* CPU usage - clock related issue
@ 2024-07-28 5:56 Marcel Telka
2024-07-28 16:37 ` [developer] " Robert Mustacchi
0 siblings, 1 reply; 4+ messages in thread
From: Marcel Telka @ 2024-07-28 5:56 UTC (permalink / raw)
To: developer
Hi,
It looks like something went wrong between changesets 6e0c6e37fb and
8b913f79fc in the illumos-gate.
After upgrade of OpenIndiana from
osnet-incorporation@0.5.11-2024.0.0.22264 (illumos-6e0c6e37fb)
to
osnet-incorporation@0.5.11-2024.0.0.22271 (illumos-8b913f79fc)
I see two processes eating full CPU: nwamd and mariadbd. The machine is
a qemu/kvm quest (host is Rocky 9).

-- Records provided --
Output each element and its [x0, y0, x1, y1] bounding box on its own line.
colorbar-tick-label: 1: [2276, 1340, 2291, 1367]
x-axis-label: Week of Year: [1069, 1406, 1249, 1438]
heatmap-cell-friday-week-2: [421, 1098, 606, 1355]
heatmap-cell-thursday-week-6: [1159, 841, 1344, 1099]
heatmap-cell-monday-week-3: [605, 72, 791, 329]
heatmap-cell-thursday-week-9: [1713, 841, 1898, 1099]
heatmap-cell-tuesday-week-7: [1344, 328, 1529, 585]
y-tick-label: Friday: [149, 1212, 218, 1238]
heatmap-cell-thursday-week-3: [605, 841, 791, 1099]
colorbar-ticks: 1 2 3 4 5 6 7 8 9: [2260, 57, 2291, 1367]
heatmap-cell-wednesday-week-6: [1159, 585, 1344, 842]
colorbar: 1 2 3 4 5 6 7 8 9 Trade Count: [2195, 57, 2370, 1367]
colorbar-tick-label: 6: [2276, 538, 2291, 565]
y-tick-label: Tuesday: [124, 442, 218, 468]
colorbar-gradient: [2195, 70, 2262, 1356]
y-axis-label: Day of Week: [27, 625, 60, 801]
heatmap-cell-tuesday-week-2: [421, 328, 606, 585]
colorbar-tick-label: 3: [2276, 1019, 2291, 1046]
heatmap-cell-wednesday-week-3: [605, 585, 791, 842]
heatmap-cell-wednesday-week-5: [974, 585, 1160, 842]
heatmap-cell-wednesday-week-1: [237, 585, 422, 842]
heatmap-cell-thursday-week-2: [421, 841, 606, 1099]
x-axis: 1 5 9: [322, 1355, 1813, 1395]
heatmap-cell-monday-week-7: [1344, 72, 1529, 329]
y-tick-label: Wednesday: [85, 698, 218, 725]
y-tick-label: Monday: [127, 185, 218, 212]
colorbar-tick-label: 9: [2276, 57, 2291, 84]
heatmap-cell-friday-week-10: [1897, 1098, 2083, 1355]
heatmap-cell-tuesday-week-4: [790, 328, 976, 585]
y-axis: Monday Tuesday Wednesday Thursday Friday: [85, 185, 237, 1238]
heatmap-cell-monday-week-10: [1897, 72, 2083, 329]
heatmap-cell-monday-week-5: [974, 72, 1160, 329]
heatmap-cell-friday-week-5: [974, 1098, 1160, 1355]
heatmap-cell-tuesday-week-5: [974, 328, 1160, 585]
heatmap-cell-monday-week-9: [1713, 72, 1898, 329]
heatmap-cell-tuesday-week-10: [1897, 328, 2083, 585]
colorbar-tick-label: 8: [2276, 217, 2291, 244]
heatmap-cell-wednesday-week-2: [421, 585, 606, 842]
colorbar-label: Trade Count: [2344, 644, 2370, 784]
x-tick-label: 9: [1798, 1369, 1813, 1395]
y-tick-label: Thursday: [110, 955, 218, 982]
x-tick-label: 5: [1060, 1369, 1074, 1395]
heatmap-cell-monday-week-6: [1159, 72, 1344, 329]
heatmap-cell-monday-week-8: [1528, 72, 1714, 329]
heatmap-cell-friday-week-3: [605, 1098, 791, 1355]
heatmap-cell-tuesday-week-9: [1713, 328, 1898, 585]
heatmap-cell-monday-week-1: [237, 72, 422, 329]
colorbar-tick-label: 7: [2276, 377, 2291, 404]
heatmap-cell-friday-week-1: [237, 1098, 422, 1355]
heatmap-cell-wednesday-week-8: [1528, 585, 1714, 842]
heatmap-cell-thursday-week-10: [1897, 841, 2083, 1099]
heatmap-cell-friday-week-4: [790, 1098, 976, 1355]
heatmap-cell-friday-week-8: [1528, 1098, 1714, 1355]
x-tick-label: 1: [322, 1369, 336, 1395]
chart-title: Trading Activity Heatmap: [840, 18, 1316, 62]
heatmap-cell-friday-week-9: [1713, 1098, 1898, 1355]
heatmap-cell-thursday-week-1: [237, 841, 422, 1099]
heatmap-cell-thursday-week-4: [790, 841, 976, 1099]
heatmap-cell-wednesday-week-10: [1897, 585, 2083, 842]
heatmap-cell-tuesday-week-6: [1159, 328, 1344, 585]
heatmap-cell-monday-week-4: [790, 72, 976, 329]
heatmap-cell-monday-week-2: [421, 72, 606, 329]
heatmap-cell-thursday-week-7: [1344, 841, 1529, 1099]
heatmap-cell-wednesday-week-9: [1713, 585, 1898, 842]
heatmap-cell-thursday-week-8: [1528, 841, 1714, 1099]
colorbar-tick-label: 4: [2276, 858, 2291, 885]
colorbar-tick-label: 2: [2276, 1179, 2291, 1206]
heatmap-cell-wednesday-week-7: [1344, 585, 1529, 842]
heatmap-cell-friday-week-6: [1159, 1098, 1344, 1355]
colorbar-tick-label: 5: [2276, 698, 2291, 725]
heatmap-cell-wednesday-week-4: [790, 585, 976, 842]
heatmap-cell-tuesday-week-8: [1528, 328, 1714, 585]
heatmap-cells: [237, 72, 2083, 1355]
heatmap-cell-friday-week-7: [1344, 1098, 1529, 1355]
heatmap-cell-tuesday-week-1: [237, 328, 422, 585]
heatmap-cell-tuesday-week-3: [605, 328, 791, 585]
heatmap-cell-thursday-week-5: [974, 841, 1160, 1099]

-- Required actions --
#1 Answer these from the CPU usage thread:
(a) Who sent the message to developer, and at what time?
(b) Which two processes does the message say are using full CPU?
(c) What is the host system of the virtual machine?
#2 From the CPU usage thread, extract the passage that opens with the words containing "To: developer" and closes with "is Rocky 9).".

-- Your responses --
#1
(a) Marcel Telka, at 2024-07-28 5:56 UTC.
(b) nwamd and mariadbd.
(c) Rocky 9.

#2
To: developer
Hi,
It looks like something went wrong between changesets 6e0c6e37fb and
8b913f79fc in the illumos-gate.
After upgrade of OpenIndiana from
osnet-incorporation@0.5.11-2024.0.0.22264 (illumos-6e0c6e37fb)
to
osnet-incorporation@0.5.11-2024.0.0.22271 (illumos-8b913f79fc)
I see two processes eating full CPU: nwamd and mariadbd. The machine is
a qemu/kvm quest (host is Rocky 9).